Problem details
Retype the whole listing, please, keeping every line exact and dropping the pictures.

+++ Dataset content

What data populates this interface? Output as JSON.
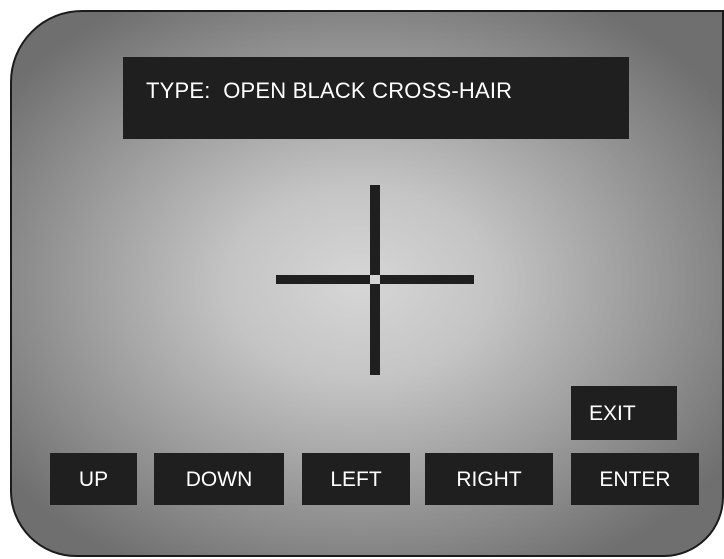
{
  "display": {
    "type_label": "TYPE:",
    "type_value": "OPEN BLACK CROSS-HAIR"
  },
  "crosshair": {
    "icon": "open-black-crosshair-icon",
    "color": "#1f1f1f"
  },
  "buttons": {
    "up": "UP",
    "down": "DOWN",
    "left": "LEFT",
    "right": "RIGHT",
    "enter": "ENTER",
    "exit": "EXIT"
  },
  "colors": {
    "panel": "#1f1f1f",
    "text": "#ffffff"
  }
}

++++++

Response below
What data populates this interface? Output as JSON.
{
  "display": {
    "type_label": "TYPE:",
    "type_value": "OPEN BLACK CROSS-HAIR"
  },
  "crosshair": {
    "icon": "open-black-crosshair-icon",
    "color": "#1f1f1f"
  },
  "buttons": {
    "up": "UP",
    "down": "DOWN",
    "left": "LEFT",
    "right": "RIGHT",
    "enter": "ENTER",
    "exit": "EXIT"
  },
  "colors": {
    "panel": "#1f1f1f",
    "text": "#ffffff"
  }
}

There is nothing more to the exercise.